Without the pictures, write out all the lines below exactly as they appear.

(Collected data entries)
——————————

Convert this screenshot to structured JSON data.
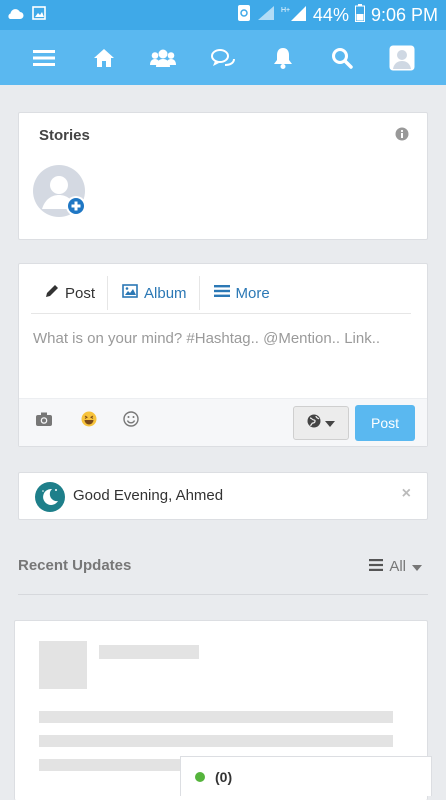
{
  "statusbar": {
    "battery": "44%",
    "time": "9:06 PM"
  },
  "nav": {
    "icons": [
      "menu-icon",
      "home-icon",
      "users-icon",
      "messages-icon",
      "bell-icon",
      "search-icon",
      "profile-icon"
    ]
  },
  "stories": {
    "title": "Stories"
  },
  "composer": {
    "tabs": [
      {
        "label": "Post",
        "icon": "pencil-icon"
      },
      {
        "label": "Album",
        "icon": "image-icon"
      },
      {
        "label": "More",
        "icon": "list-icon"
      }
    ],
    "placeholder": "What is on your mind? #Hashtag.. @Mention.. Link..",
    "post_label": "Post"
  },
  "greeting": {
    "text": "Good Evening, Ahmed",
    "close": "×"
  },
  "recent": {
    "label": "Recent Updates",
    "filter": "All"
  },
  "chat": {
    "count": "(0)"
  },
  "colors": {
    "primary": "#5ab8f0",
    "statusbar": "#3fa9e8",
    "online": "#55b43c"
  }
}
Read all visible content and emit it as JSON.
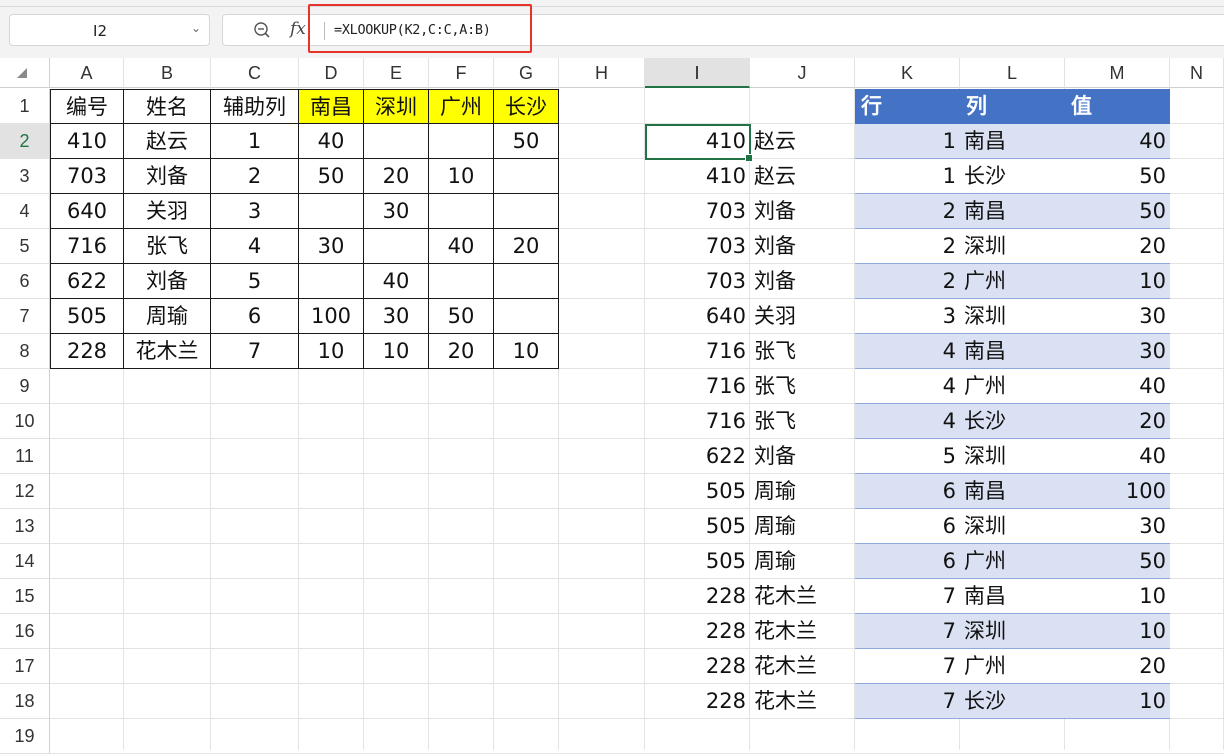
{
  "name_box": {
    "value": "I2"
  },
  "formula_bar": {
    "fx_label": "fx",
    "formula": "=XLOOKUP(K2,C:C,A:B)"
  },
  "columns": [
    "A",
    "B",
    "C",
    "D",
    "E",
    "F",
    "G",
    "H",
    "I",
    "J",
    "K",
    "L",
    "M",
    "N"
  ],
  "rows": [
    "1",
    "2",
    "3",
    "4",
    "5",
    "6",
    "7",
    "8",
    "9",
    "10",
    "11",
    "12",
    "13",
    "14",
    "15",
    "16",
    "17",
    "18",
    "19"
  ],
  "active_cell": {
    "column": "I",
    "row": "2"
  },
  "source_table": {
    "headers": [
      "编号",
      "姓名",
      "辅助列",
      "南昌",
      "深圳",
      "广州",
      "长沙"
    ],
    "rows": [
      [
        "410",
        "赵云",
        "1",
        "40",
        "",
        "",
        "50"
      ],
      [
        "703",
        "刘备",
        "2",
        "50",
        "20",
        "10",
        ""
      ],
      [
        "640",
        "关羽",
        "3",
        "",
        "30",
        "",
        ""
      ],
      [
        "716",
        "张飞",
        "4",
        "30",
        "",
        "40",
        "20"
      ],
      [
        "622",
        "刘备",
        "5",
        "",
        "40",
        "",
        ""
      ],
      [
        "505",
        "周瑜",
        "6",
        "100",
        "30",
        "50",
        ""
      ],
      [
        "228",
        "花木兰",
        "7",
        "10",
        "10",
        "20",
        "10"
      ]
    ]
  },
  "lookup_results": {
    "rows": [
      [
        "410",
        "赵云"
      ],
      [
        "410",
        "赵云"
      ],
      [
        "703",
        "刘备"
      ],
      [
        "703",
        "刘备"
      ],
      [
        "703",
        "刘备"
      ],
      [
        "640",
        "关羽"
      ],
      [
        "716",
        "张飞"
      ],
      [
        "716",
        "张飞"
      ],
      [
        "716",
        "张飞"
      ],
      [
        "622",
        "刘备"
      ],
      [
        "505",
        "周瑜"
      ],
      [
        "505",
        "周瑜"
      ],
      [
        "505",
        "周瑜"
      ],
      [
        "228",
        "花木兰"
      ],
      [
        "228",
        "花木兰"
      ],
      [
        "228",
        "花木兰"
      ],
      [
        "228",
        "花木兰"
      ]
    ]
  },
  "unpivot_table": {
    "headers": [
      "行",
      "列",
      "值"
    ],
    "rows": [
      [
        "1",
        "南昌",
        "40"
      ],
      [
        "1",
        "长沙",
        "50"
      ],
      [
        "2",
        "南昌",
        "50"
      ],
      [
        "2",
        "深圳",
        "20"
      ],
      [
        "2",
        "广州",
        "10"
      ],
      [
        "3",
        "深圳",
        "30"
      ],
      [
        "4",
        "南昌",
        "30"
      ],
      [
        "4",
        "广州",
        "40"
      ],
      [
        "4",
        "长沙",
        "20"
      ],
      [
        "5",
        "深圳",
        "40"
      ],
      [
        "6",
        "南昌",
        "100"
      ],
      [
        "6",
        "深圳",
        "30"
      ],
      [
        "6",
        "广州",
        "50"
      ],
      [
        "7",
        "南昌",
        "10"
      ],
      [
        "7",
        "深圳",
        "10"
      ],
      [
        "7",
        "广州",
        "20"
      ],
      [
        "7",
        "长沙",
        "10"
      ]
    ],
    "header_color": "#4472c4",
    "band_color": "#d9e1f2"
  },
  "colors": {
    "highlight_yellow": "#ffff00",
    "selection_green": "#217346",
    "annotation_red": "#e6332a"
  }
}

——————————

• [Answer to the exercise]
Convert this screenshot to structured JSON data.
{
  "statusbar": {
    "battery": "44%",
    "time": "9:06 PM"
  },
  "nav": {
    "icons": [
      "menu-icon",
      "home-icon",
      "users-icon",
      "messages-icon",
      "bell-icon",
      "search-icon",
      "profile-icon"
    ]
  },
  "stories": {
    "title": "Stories"
  },
  "composer": {
    "tabs": [
      {
        "label": "Post",
        "icon": "pencil-icon"
      },
      {
        "label": "Album",
        "icon": "image-icon"
      },
      {
        "label": "More",
        "icon": "list-icon"
      }
    ],
    "placeholder": "What is on your mind? #Hashtag.. @Mention.. Link..",
    "post_label": "Post"
  },
  "greeting": {
    "text": "Good Evening, Ahmed",
    "close": "×"
  },
  "recent": {
    "label": "Recent Updates",
    "filter": "All"
  },
  "chat": {
    "count": "(0)"
  },
  "colors": {
    "primary": "#5ab8f0",
    "statusbar": "#3fa9e8",
    "online": "#55b43c"
  }
}
Read all visible content and emit it as JSON.
{
  "name_box": {
    "value": "I2"
  },
  "formula_bar": {
    "fx_label": "fx",
    "formula": "=XLOOKUP(K2,C:C,A:B)"
  },
  "columns": [
    "A",
    "B",
    "C",
    "D",
    "E",
    "F",
    "G",
    "H",
    "I",
    "J",
    "K",
    "L",
    "M",
    "N"
  ],
  "rows": [
    "1",
    "2",
    "3",
    "4",
    "5",
    "6",
    "7",
    "8",
    "9",
    "10",
    "11",
    "12",
    "13",
    "14",
    "15",
    "16",
    "17",
    "18",
    "19"
  ],
  "active_cell": {
    "column": "I",
    "row": "2"
  },
  "source_table": {
    "headers": [
      "编号",
      "姓名",
      "辅助列",
      "南昌",
      "深圳",
      "广州",
      "长沙"
    ],
    "rows": [
      [
        "410",
        "赵云",
        "1",
        "40",
        "",
        "",
        "50"
      ],
      [
        "703",
        "刘备",
        "2",
        "50",
        "20",
        "10",
        ""
      ],
      [
        "640",
        "关羽",
        "3",
        "",
        "30",
        "",
        ""
      ],
      [
        "716",
        "张飞",
        "4",
        "30",
        "",
        "40",
        "20"
      ],
      [
        "622",
        "刘备",
        "5",
        "",
        "40",
        "",
        ""
      ],
      [
        "505",
        "周瑜",
        "6",
        "100",
        "30",
        "50",
        ""
      ],
      [
        "228",
        "花木兰",
        "7",
        "10",
        "10",
        "20",
        "10"
      ]
    ]
  },
  "lookup_results": {
    "rows": [
      [
        "410",
        "赵云"
      ],
      [
        "410",
        "赵云"
      ],
      [
        "703",
        "刘备"
      ],
      [
        "703",
        "刘备"
      ],
      [
        "703",
        "刘备"
      ],
      [
        "640",
        "关羽"
      ],
      [
        "716",
        "张飞"
      ],
      [
        "716",
        "张飞"
      ],
      [
        "716",
        "张飞"
      ],
      [
        "622",
        "刘备"
      ],
      [
        "505",
        "周瑜"
      ],
      [
        "505",
        "周瑜"
      ],
      [
        "505",
        "周瑜"
      ],
      [
        "228",
        "花木兰"
      ],
      [
        "228",
        "花木兰"
      ],
      [
        "228",
        "花木兰"
      ],
      [
        "228",
        "花木兰"
      ]
    ]
  },
  "unpivot_table": {
    "headers": [
      "行",
      "列",
      "值"
    ],
    "rows": [
      [
        "1",
        "南昌",
        "40"
      ],
      [
        "1",
        "长沙",
        "50"
      ],
      [
        "2",
        "南昌",
        "50"
      ],
      [
        "2",
        "深圳",
        "20"
      ],
      [
        "2",
        "广州",
        "10"
      ],
      [
        "3",
        "深圳",
        "30"
      ],
      [
        "4",
        "南昌",
        "30"
      ],
      [
        "4",
        "广州",
        "40"
      ],
      [
        "4",
        "长沙",
        "20"
      ],
      [
        "5",
        "深圳",
        "40"
      ],
      [
        "6",
        "南昌",
        "100"
      ],
      [
        "6",
        "深圳",
        "30"
      ],
      [
        "6",
        "广州",
        "50"
      ],
      [
        "7",
        "南昌",
        "10"
      ],
      [
        "7",
        "深圳",
        "10"
      ],
      [
        "7",
        "广州",
        "20"
      ],
      [
        "7",
        "长沙",
        "10"
      ]
    ],
    "header_color": "#4472c4",
    "band_color": "#d9e1f2"
  },
  "colors": {
    "highlight_yellow": "#ffff00",
    "selection_green": "#217346",
    "annotation_red": "#e6332a"
  }
}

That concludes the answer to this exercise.